### GIVEN REQUEST
Copy out each line in the material below that has the word "связанных".

### SUPPLIED DATA
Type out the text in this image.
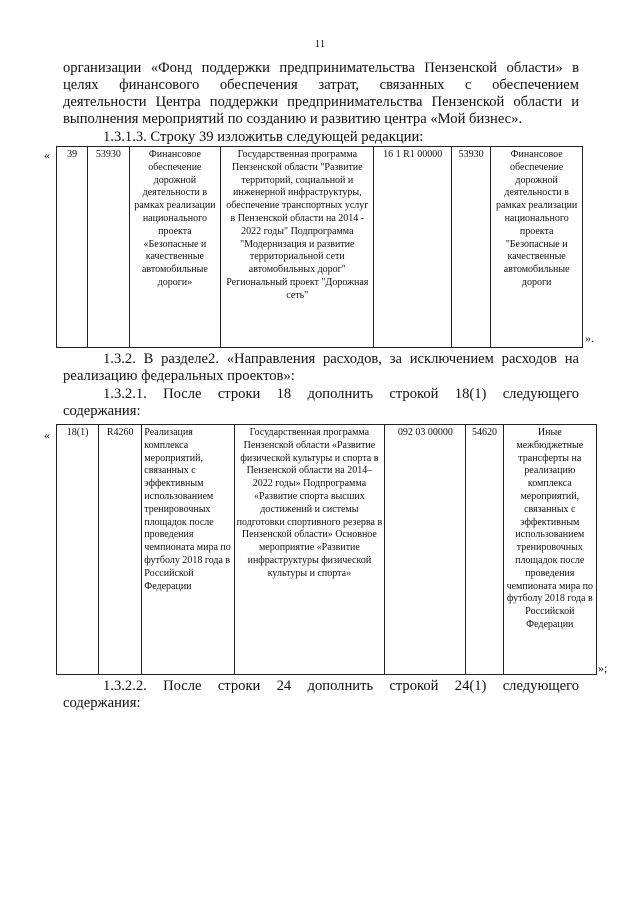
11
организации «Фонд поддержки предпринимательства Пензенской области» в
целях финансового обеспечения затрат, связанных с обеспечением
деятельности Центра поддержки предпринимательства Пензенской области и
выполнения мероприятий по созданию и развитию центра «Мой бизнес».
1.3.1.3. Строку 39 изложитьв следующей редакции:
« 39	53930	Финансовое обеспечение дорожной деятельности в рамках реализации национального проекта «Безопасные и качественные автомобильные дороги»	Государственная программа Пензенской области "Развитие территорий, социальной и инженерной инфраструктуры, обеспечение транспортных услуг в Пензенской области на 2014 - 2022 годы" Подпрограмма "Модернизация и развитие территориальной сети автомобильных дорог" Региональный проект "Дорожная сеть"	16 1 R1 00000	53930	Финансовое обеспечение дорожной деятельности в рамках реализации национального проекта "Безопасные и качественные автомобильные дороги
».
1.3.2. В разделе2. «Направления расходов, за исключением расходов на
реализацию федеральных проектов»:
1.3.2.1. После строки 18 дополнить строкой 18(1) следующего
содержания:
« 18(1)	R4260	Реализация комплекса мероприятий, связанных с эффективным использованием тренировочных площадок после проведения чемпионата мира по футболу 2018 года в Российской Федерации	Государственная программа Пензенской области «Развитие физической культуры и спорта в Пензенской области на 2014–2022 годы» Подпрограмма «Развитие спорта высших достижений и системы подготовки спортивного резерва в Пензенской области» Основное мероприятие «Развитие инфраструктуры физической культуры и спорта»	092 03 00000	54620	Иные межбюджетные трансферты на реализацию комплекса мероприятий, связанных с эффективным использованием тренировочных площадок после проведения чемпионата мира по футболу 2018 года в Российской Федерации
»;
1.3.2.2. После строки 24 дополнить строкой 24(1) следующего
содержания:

### RESULT FOR THIS EXERCISE
целях финансового обеспечения затрат, связанных с обеспечением
« 18(1)	R4260	Реализация комплекса мероприятий, связанных с эффективным использованием тренировочных площадок после проведения чемпионата мира по футболу 2018 года в Российской Федерации	Государственная программа Пензенской области «Развитие физической культуры и спорта в Пензенской области на 2014–2022 годы» Подпрограмма «Развитие спорта высших достижений и системы подготовки спортивного резерва в Пензенской области» Основное мероприятие «Развитие инфраструктуры физической культуры и спорта»	092 03 00000	54620	Иные межбюджетные трансферты на реализацию комплекса мероприятий, связанных с эффективным использованием тренировочных площадок после проведения чемпионата мира по футболу 2018 года в Российской Федерации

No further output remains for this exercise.